Problem statement
In the listing that follows, count the lines holding the word "period" and report only that number.

Records for the exercise

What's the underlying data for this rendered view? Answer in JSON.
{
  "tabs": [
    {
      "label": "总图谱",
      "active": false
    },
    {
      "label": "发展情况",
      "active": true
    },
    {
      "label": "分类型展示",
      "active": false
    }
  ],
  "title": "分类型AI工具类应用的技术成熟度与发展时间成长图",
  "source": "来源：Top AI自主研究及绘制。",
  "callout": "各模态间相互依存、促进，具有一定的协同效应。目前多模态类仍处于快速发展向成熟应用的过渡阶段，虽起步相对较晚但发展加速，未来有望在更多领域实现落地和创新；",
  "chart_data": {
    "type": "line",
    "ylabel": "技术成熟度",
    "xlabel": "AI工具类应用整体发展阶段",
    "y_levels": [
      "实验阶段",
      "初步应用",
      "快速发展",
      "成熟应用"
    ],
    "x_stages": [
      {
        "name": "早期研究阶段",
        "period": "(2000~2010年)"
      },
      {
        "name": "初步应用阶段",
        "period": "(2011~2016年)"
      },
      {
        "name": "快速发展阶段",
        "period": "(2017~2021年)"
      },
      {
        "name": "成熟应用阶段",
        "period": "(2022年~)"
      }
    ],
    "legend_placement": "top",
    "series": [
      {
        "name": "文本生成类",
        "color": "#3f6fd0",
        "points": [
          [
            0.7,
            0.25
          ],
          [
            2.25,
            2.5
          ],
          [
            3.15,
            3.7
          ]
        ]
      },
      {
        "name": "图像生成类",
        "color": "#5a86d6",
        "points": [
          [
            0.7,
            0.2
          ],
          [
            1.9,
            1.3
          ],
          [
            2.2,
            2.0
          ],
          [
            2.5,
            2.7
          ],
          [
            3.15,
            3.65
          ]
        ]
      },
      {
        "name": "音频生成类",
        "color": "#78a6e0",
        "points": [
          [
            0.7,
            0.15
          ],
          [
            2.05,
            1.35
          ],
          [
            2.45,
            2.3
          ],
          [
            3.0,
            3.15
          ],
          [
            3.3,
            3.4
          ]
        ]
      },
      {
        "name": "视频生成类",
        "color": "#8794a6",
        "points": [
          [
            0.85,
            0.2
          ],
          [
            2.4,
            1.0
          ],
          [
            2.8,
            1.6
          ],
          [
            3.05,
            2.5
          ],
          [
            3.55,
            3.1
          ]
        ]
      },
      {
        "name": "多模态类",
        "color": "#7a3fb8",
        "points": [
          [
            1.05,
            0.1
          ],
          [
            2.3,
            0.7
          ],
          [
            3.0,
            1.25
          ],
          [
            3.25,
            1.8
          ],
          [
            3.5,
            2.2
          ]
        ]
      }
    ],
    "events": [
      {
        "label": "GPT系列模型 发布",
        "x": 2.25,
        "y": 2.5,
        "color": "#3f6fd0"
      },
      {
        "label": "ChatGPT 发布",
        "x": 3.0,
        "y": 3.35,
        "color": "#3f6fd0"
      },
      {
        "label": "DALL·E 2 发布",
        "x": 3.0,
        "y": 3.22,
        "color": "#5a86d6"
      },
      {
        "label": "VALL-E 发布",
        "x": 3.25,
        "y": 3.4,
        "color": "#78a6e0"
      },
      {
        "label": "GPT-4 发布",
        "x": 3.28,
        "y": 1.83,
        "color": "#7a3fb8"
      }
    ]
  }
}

Written reply
4